Challenge:
Which lines of the records contain "preferible"? Collect every one of them.

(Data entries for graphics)
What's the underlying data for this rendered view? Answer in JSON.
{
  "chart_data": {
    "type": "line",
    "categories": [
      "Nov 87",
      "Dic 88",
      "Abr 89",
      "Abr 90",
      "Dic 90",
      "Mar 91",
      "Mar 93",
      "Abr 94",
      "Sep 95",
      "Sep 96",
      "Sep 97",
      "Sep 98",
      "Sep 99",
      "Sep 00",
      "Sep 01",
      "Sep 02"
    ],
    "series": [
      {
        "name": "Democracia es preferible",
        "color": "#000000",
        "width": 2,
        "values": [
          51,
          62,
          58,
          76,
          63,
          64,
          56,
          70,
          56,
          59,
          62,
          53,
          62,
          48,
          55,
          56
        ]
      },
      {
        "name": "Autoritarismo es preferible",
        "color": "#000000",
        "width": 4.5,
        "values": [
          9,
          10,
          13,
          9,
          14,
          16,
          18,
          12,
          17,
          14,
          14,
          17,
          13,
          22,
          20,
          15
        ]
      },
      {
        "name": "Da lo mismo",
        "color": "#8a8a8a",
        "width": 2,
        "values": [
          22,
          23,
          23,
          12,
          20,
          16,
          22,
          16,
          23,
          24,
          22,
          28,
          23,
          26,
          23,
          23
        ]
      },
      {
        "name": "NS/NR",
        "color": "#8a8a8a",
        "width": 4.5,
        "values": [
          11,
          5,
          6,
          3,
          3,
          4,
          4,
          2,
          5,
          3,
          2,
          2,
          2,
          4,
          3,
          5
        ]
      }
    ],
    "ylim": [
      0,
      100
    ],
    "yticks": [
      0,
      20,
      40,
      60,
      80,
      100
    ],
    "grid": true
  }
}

Final result:
        "name": "Democracia es preferible",
        "name": "Autoritarismo es preferible",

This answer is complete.